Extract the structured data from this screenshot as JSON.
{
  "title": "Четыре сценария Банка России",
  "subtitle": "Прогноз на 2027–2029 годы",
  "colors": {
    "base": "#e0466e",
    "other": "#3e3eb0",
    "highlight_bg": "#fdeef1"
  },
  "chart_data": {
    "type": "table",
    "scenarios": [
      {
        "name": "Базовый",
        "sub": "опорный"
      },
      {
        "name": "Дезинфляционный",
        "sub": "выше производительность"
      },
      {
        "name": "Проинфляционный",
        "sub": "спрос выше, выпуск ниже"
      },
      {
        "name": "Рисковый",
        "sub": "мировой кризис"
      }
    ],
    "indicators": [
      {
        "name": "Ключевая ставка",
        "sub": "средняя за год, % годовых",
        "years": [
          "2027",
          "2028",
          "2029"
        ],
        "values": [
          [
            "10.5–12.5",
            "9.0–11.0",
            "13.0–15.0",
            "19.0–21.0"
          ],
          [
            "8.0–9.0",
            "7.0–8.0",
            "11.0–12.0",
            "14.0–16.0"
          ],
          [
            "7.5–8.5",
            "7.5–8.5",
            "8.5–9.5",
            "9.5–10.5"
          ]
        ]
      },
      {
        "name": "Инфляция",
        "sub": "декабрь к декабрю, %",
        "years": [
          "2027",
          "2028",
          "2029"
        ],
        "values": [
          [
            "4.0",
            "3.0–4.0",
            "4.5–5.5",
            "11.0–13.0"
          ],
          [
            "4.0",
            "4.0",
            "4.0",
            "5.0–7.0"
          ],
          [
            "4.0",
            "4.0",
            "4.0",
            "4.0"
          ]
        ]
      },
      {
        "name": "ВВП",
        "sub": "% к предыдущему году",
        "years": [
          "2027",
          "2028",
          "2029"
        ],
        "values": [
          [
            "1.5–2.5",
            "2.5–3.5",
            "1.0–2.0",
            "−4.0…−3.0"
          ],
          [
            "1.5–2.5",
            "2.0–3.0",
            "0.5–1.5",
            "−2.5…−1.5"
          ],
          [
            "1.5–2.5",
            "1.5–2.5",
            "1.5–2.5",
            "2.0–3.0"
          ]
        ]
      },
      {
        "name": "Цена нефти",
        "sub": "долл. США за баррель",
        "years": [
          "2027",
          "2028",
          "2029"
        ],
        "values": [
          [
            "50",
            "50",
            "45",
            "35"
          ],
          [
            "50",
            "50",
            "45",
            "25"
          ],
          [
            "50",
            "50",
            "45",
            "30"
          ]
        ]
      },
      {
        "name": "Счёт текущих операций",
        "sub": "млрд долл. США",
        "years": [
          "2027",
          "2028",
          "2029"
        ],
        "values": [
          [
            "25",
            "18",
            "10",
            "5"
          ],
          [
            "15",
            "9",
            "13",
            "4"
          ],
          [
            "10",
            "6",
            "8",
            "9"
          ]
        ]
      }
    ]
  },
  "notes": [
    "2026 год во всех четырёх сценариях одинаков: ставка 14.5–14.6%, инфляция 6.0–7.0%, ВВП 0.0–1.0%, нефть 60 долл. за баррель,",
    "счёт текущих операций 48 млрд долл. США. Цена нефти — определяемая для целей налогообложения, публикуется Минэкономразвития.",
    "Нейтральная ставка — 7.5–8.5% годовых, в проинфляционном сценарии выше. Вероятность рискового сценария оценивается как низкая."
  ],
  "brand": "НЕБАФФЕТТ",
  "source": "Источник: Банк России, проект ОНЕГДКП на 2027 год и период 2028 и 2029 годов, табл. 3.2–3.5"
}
---+---
* TASK REQUIREMENTS *
Reproduce all of the entries word for word.

* FINAL RESULT *
Extract the structured data from this screenshot as JSON.
{
  "title": "Четыре сценария Банка России",
  "subtitle": "Прогноз на 2027–2029 годы",
  "colors": {
    "base": "#e0466e",
    "other": "#3e3eb0",
    "highlight_bg": "#fdeef1"
  },
  "chart_data": {
    "type": "table",
    "scenarios": [
      {
        "name": "Базовый",
        "sub": "опорный"
      },
      {
        "name": "Дезинфляционный",
        "sub": "выше производительность"
      },
      {
        "name": "Проинфляционный",
        "sub": "спрос выше, выпуск ниже"
      },
      {
        "name": "Рисковый",
        "sub": "мировой кризис"
      }
    ],
    "indicators": [
      {
        "name": "Ключевая ставка",
        "sub": "средняя за год, % годовых",
        "years": [
          "2027",
          "2028",
          "2029"
        ],
        "values": [
          [
            "10.5–12.5",
            "9.0–11.0",
            "13.0–15.0",
            "19.0–21.0"
          ],
          [
            "8.0–9.0",
            "7.0–8.0",
            "11.0–12.0",
            "14.0–16.0"
          ],
          [
            "7.5–8.5",
            "7.5–8.5",
            "8.5–9.5",
            "9.5–10.5"
          ]
        ]
      },
      {
        "name": "Инфляция",
        "sub": "декабрь к декабрю, %",
        "years": [
          "2027",
          "2028",
          "2029"
        ],
        "values": [
          [
            "4.0",
            "3.0–4.0",
            "4.5–5.5",
            "11.0–13.0"
          ],
          [
            "4.0",
            "4.0",
            "4.0",
            "5.0–7.0"
          ],
          [
            "4.0",
            "4.0",
            "4.0",
            "4.0"
          ]
        ]
      },
      {
        "name": "ВВП",
        "sub": "% к предыдущему году",
        "years": [
          "2027",
          "2028",
          "2029"
        ],
        "values": [
          [
            "1.5–2.5",
            "2.5–3.5",
            "1.0–2.0",
            "−4.0…−3.0"
          ],
          [
            "1.5–2.5",
            "2.0–3.0",
            "0.5–1.5",
            "−2.5…−1.5"
          ],
          [
            "1.5–2.5",
            "1.5–2.5",
            "1.5–2.5",
            "2.0–3.0"
          ]
        ]
      },
      {
        "name": "Цена нефти",
        "sub": "долл. США за баррель",
        "years": [
          "2027",
          "2028",
          "2029"
        ],
        "values": [
          [
            "50",
            "50",
            "45",
            "35"
          ],
          [
            "50",
            "50",
            "45",
            "25"
          ],
          [
            "50",
            "50",
            "45",
            "30"
          ]
        ]
      },
      {
        "name": "Счёт текущих операций",
        "sub": "млрд долл. США",
        "years": [
          "2027",
          "2028",
          "2029"
        ],
        "values": [
          [
            "25",
            "18",
            "10",
            "5"
          ],
          [
            "15",
            "9",
            "13",
            "4"
          ],
          [
            "10",
            "6",
            "8",
            "9"
          ]
        ]
      }
    ]
  },
  "notes": [
    "2026 год во всех четырёх сценариях одинаков: ставка 14.5–14.6%, инфляция 6.0–7.0%, ВВП 0.0–1.0%, нефть 60 долл. за баррель,",
    "счёт текущих операций 48 млрд долл. США. Цена нефти — определяемая для целей налогообложения, публикуется Минэкономразвития.",
    "Нейтральная ставка — 7.5–8.5% годовых, в проинфляционном сценарии выше. Вероятность рискового сценария оценивается как низкая."
  ],
  "brand": "НЕБАФФЕТТ",
  "source": "Источник: Банк России, проект ОНЕГДКП на 2027 год и период 2028 и 2029 годов, табл. 3.2–3.5"
}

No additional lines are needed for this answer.